(Lines of data)

= = = = =

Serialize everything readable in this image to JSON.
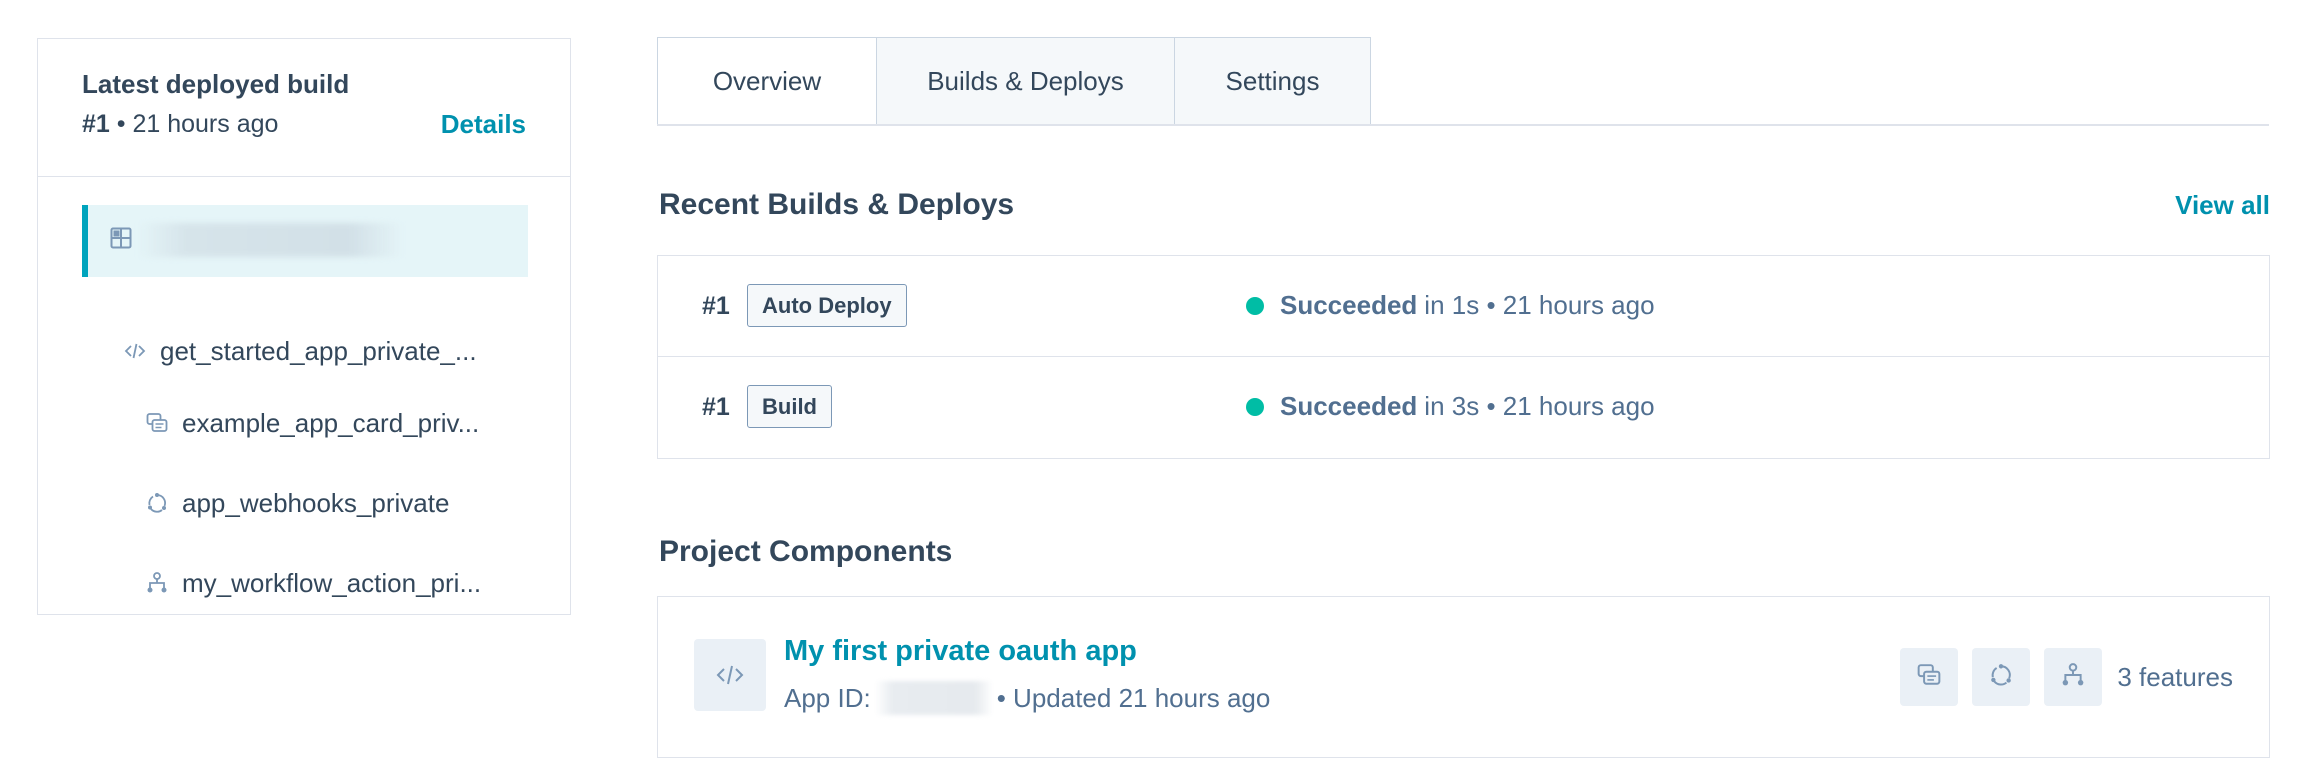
{
  "latest_build": {
    "title": "Latest deployed build",
    "build_number": "#1",
    "separator": " • ",
    "time": "21 hours ago",
    "details_link": "Details"
  },
  "tree": {
    "items": [
      {
        "label": "get_started_app_private_...",
        "icon": "code-icon"
      },
      {
        "label": "example_app_card_priv...",
        "icon": "cards-icon"
      },
      {
        "label": "app_webhooks_private",
        "icon": "webhooks-icon"
      },
      {
        "label": "my_workflow_action_pri...",
        "icon": "workflow-icon"
      }
    ]
  },
  "tabs": [
    {
      "label": "Overview",
      "active": true
    },
    {
      "label": "Builds & Deploys",
      "active": false
    },
    {
      "label": "Settings",
      "active": false
    }
  ],
  "recent": {
    "title": "Recent Builds & Deploys",
    "view_all": "View all",
    "rows": [
      {
        "number": "#1",
        "tag": "Auto Deploy",
        "status": "Succeeded",
        "detail": "in 1s • 21 hours ago"
      },
      {
        "number": "#1",
        "tag": "Build",
        "status": "Succeeded",
        "detail": "in 3s • 21 hours ago"
      }
    ]
  },
  "components": {
    "title": "Project Components",
    "card": {
      "name": "My first private oauth app",
      "app_id_label": "App ID:",
      "updated": "• Updated 21 hours ago",
      "features_count": "3 features"
    }
  },
  "colors": {
    "accent": "#0091ae",
    "success": "#00bda5",
    "text": "#33475b",
    "border": "#dfe3eb"
  }
}
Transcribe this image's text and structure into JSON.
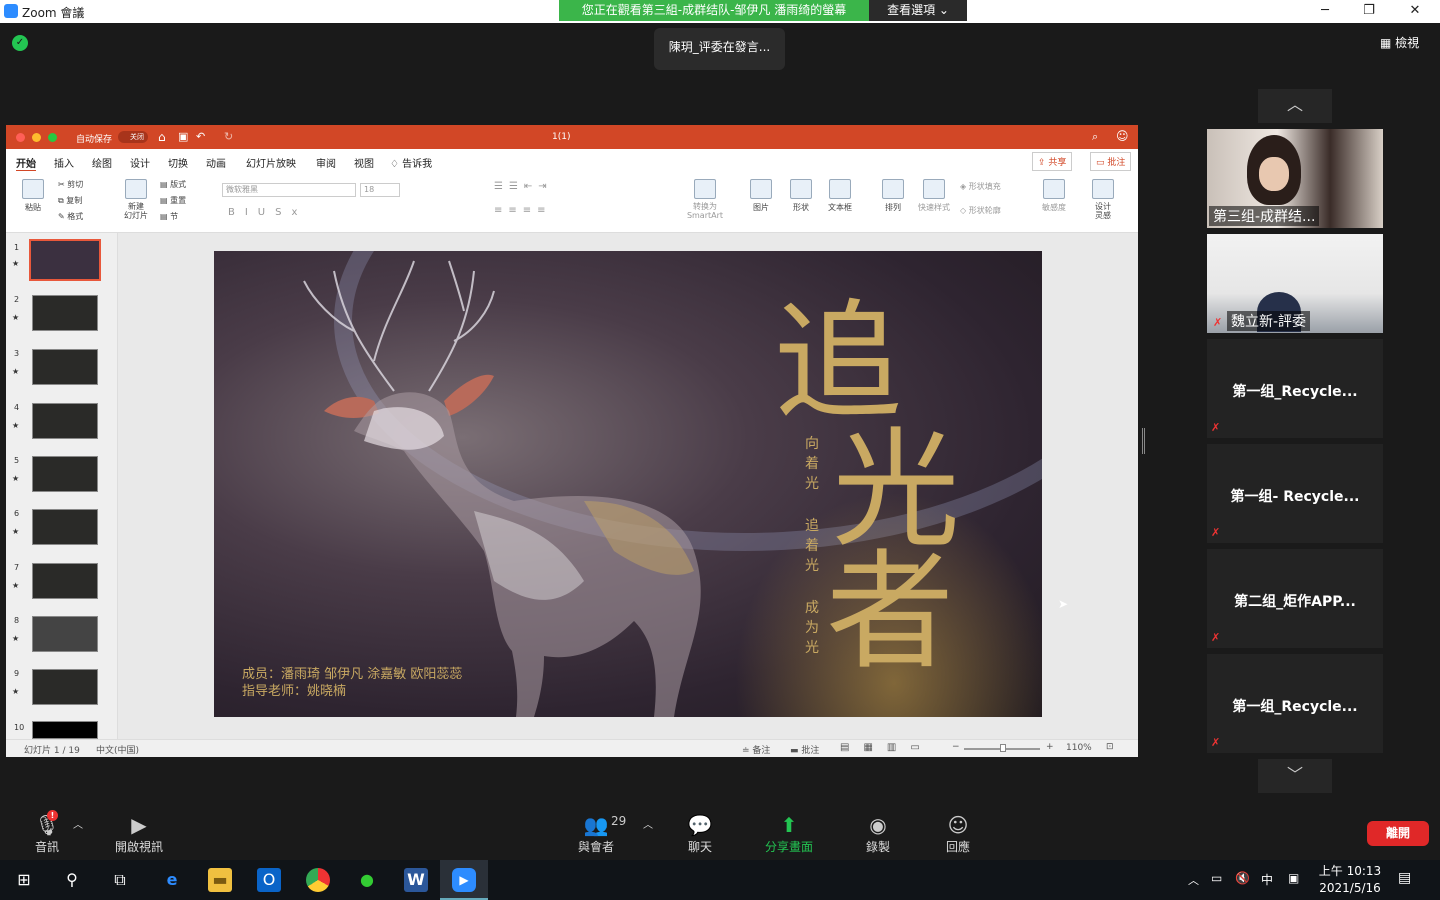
{
  "window": {
    "title": "Zoom 會議",
    "minimize": "─",
    "restore": "❐",
    "close": "✕"
  },
  "share_banner": {
    "text": "您正在觀看第三組-成群结队-邹伊凡 潘雨绮的螢幕",
    "view_options": "查看選項 ⌄"
  },
  "speaker": {
    "text": "陳玥_评委在發言..."
  },
  "gallery_view": {
    "label": "檢視"
  },
  "ppt": {
    "autosave": "自动保存",
    "autosave_state": "关闭",
    "doc_title": "1(1)",
    "tabs": [
      "开始",
      "插入",
      "绘图",
      "设计",
      "切换",
      "动画",
      "幻灯片放映",
      "审阅",
      "视图",
      "告诉我"
    ],
    "share_btn": "共享",
    "comment_btn": "批注",
    "ribbon": {
      "paste": "粘贴",
      "cut": "剪切",
      "copy": "复制",
      "format": "格式",
      "new_slide": "新建\n幻灯片",
      "layout": "版式",
      "reset": "重置",
      "section": "节",
      "font": "微软雅黑",
      "size": "18",
      "smartart": "转换为\nSmartArt",
      "picture": "图片",
      "shape": "形状",
      "textbox": "文本框",
      "arrange": "排列",
      "quick_style": "快速样式",
      "shape_fill": "形状填充",
      "shape_outline": "形状轮廓",
      "sensitivity": "敏感度",
      "designer": "设计\n灵感"
    },
    "thumbnails": [
      "1",
      "2",
      "3",
      "4",
      "5",
      "6",
      "7",
      "8",
      "9",
      "10"
    ],
    "slide": {
      "title_chars": [
        "追",
        "光",
        "者"
      ],
      "subtitle_chars": [
        "向",
        "着",
        "光",
        "追",
        "着",
        "光",
        "成",
        "为",
        "光"
      ],
      "members": "成员：潘雨琦 邹伊凡 涂嘉敏 欧阳蕊蕊",
      "advisor": "指导老师：姚晓楠"
    },
    "status": {
      "slide_count": "幻灯片 1 / 19",
      "language": "中文(中国)",
      "notes": "备注",
      "comments": "批注",
      "zoom": "110%"
    }
  },
  "participants": [
    {
      "name": "第三组-成群结...",
      "video": true
    },
    {
      "name": "魏立新-評委",
      "video": true
    },
    {
      "name": "第一组_Recycle...",
      "video": false
    },
    {
      "name": "第一组- Recycle...",
      "video": false
    },
    {
      "name": "第二组_炬作APP...",
      "video": false
    },
    {
      "name": "第一组_Recycle...",
      "video": false
    }
  ],
  "toolbar": {
    "audio": "音訊",
    "video": "開啟視訊",
    "participants": "與會者",
    "participant_count": "29",
    "chat": "聊天",
    "share": "分享畫面",
    "record": "錄製",
    "reactions": "回應",
    "leave": "離開"
  },
  "taskbar": {
    "ime": "中",
    "time": "上午 10:13",
    "date": "2021/5/16"
  },
  "colors": {
    "zoom_blue": "#2d8cff",
    "share_green": "#3bb54a",
    "ppt_red": "#d24726",
    "leave_red": "#e02828"
  }
}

= = = = =

#### Task to complete:
Without the pictures, print the whole listing exactly as given.

#### Result for this exercise:
Serialize everything readable in this image to JSON.
{
  "latest_build": {
    "title": "Latest deployed build",
    "build_number": "#1",
    "separator": " • ",
    "time": "21 hours ago",
    "details_link": "Details"
  },
  "tree": {
    "items": [
      {
        "label": "get_started_app_private_...",
        "icon": "code-icon"
      },
      {
        "label": "example_app_card_priv...",
        "icon": "cards-icon"
      },
      {
        "label": "app_webhooks_private",
        "icon": "webhooks-icon"
      },
      {
        "label": "my_workflow_action_pri...",
        "icon": "workflow-icon"
      }
    ]
  },
  "tabs": [
    {
      "label": "Overview",
      "active": true
    },
    {
      "label": "Builds & Deploys",
      "active": false
    },
    {
      "label": "Settings",
      "active": false
    }
  ],
  "recent": {
    "title": "Recent Builds & Deploys",
    "view_all": "View all",
    "rows": [
      {
        "number": "#1",
        "tag": "Auto Deploy",
        "status": "Succeeded",
        "detail": "in 1s • 21 hours ago"
      },
      {
        "number": "#1",
        "tag": "Build",
        "status": "Succeeded",
        "detail": "in 3s • 21 hours ago"
      }
    ]
  },
  "components": {
    "title": "Project Components",
    "card": {
      "name": "My first private oauth app",
      "app_id_label": "App ID:",
      "updated": "• Updated 21 hours ago",
      "features_count": "3 features"
    }
  },
  "colors": {
    "accent": "#0091ae",
    "success": "#00bda5",
    "text": "#33475b",
    "border": "#dfe3eb"
  }
}
Transcribe this image's text and structure into JSON.
{
  "window": {
    "title": "Zoom 會議",
    "minimize": "─",
    "restore": "❐",
    "close": "✕"
  },
  "share_banner": {
    "text": "您正在觀看第三組-成群结队-邹伊凡 潘雨绮的螢幕",
    "view_options": "查看選項 ⌄"
  },
  "speaker": {
    "text": "陳玥_评委在發言..."
  },
  "gallery_view": {
    "label": "檢視"
  },
  "ppt": {
    "autosave": "自动保存",
    "autosave_state": "关闭",
    "doc_title": "1(1)",
    "tabs": [
      "开始",
      "插入",
      "绘图",
      "设计",
      "切换",
      "动画",
      "幻灯片放映",
      "审阅",
      "视图",
      "告诉我"
    ],
    "share_btn": "共享",
    "comment_btn": "批注",
    "ribbon": {
      "paste": "粘贴",
      "cut": "剪切",
      "copy": "复制",
      "format": "格式",
      "new_slide": "新建\n幻灯片",
      "layout": "版式",
      "reset": "重置",
      "section": "节",
      "font": "微软雅黑",
      "size": "18",
      "smartart": "转换为\nSmartArt",
      "picture": "图片",
      "shape": "形状",
      "textbox": "文本框",
      "arrange": "排列",
      "quick_style": "快速样式",
      "shape_fill": "形状填充",
      "shape_outline": "形状轮廓",
      "sensitivity": "敏感度",
      "designer": "设计\n灵感"
    },
    "thumbnails": [
      "1",
      "2",
      "3",
      "4",
      "5",
      "6",
      "7",
      "8",
      "9",
      "10"
    ],
    "slide": {
      "title_chars": [
        "追",
        "光",
        "者"
      ],
      "subtitle_chars": [
        "向",
        "着",
        "光",
        "追",
        "着",
        "光",
        "成",
        "为",
        "光"
      ],
      "members": "成员：潘雨琦 邹伊凡 涂嘉敏 欧阳蕊蕊",
      "advisor": "指导老师：姚晓楠"
    },
    "status": {
      "slide_count": "幻灯片 1 / 19",
      "language": "中文(中国)",
      "notes": "备注",
      "comments": "批注",
      "zoom": "110%"
    }
  },
  "participants": [
    {
      "name": "第三组-成群结...",
      "video": true
    },
    {
      "name": "魏立新-評委",
      "video": true
    },
    {
      "name": "第一组_Recycle...",
      "video": false
    },
    {
      "name": "第一组- Recycle...",
      "video": false
    },
    {
      "name": "第二组_炬作APP...",
      "video": false
    },
    {
      "name": "第一组_Recycle...",
      "video": false
    }
  ],
  "toolbar": {
    "audio": "音訊",
    "video": "開啟視訊",
    "participants": "與會者",
    "participant_count": "29",
    "chat": "聊天",
    "share": "分享畫面",
    "record": "錄製",
    "reactions": "回應",
    "leave": "離開"
  },
  "taskbar": {
    "ime": "中",
    "time": "上午 10:13",
    "date": "2021/5/16"
  },
  "colors": {
    "zoom_blue": "#2d8cff",
    "share_green": "#3bb54a",
    "ppt_red": "#d24726",
    "leave_red": "#e02828"
  }
}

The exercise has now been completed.